▶ _EXERCISE OBJECTIVE_
Give back the full listing, character for character, with no pictures.

▶ _SOURCE RECORDS_
____________________
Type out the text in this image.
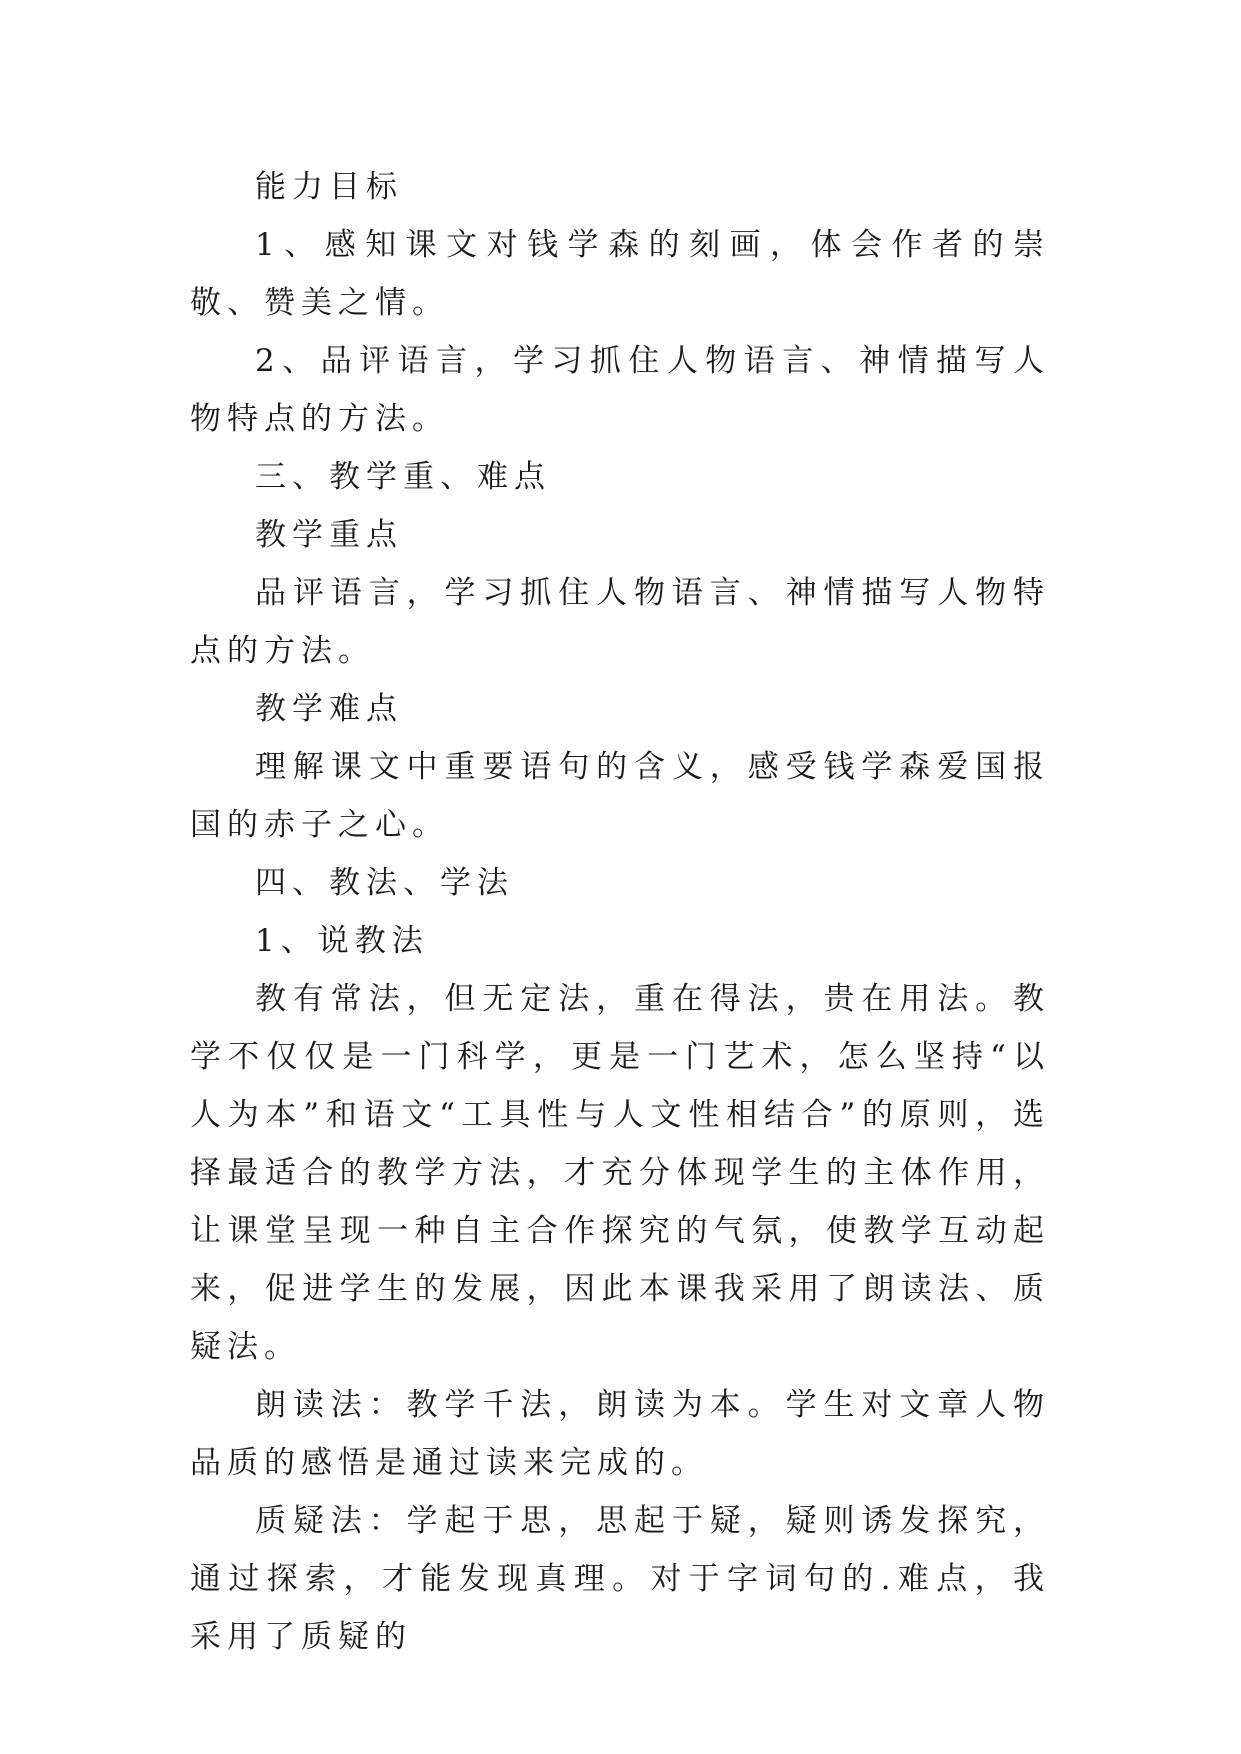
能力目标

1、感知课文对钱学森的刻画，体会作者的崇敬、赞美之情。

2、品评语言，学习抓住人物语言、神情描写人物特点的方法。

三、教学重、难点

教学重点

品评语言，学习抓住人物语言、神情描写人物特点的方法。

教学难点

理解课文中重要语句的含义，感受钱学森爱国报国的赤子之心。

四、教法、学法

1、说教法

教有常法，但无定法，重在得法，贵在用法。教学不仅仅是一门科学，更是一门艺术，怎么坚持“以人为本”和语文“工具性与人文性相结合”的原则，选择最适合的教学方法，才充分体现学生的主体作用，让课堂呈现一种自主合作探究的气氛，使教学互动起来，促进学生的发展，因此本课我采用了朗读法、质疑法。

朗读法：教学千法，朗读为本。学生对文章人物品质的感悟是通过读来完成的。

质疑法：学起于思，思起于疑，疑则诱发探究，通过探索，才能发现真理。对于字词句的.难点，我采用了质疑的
____________________
▶ _SOLUTION TO THIS PROBLEM_
Type out the text in this image.
能力目标

1、感知课文对钱学森的刻画，体会作者的崇敬、赞美之情。

2、品评语言，学习抓住人物语言、神情描写人物特点的方法。

三、教学重、难点

教学重点

品评语言，学习抓住人物语言、神情描写人物特点的方法。

教学难点

理解课文中重要语句的含义，感受钱学森爱国报国的赤子之心。

四、教法、学法

1、说教法

教有常法，但无定法，重在得法，贵在用法。教学不仅仅是一门科学，更是一门艺术，怎么坚持“以人为本”和语文“工具性与人文性相结合”的原则，选择最适合的教学方法，才充分体现学生的主体作用，让课堂呈现一种自主合作探究的气氛，使教学互动起来，促进学生的发展，因此本课我采用了朗读法、质疑法。

朗读法：教学千法，朗读为本。学生对文章人物品质的感悟是通过读来完成的。

质疑法：学起于思，思起于疑，疑则诱发探究，通过探索，才能发现真理。对于字词句的.难点，我采用了质疑的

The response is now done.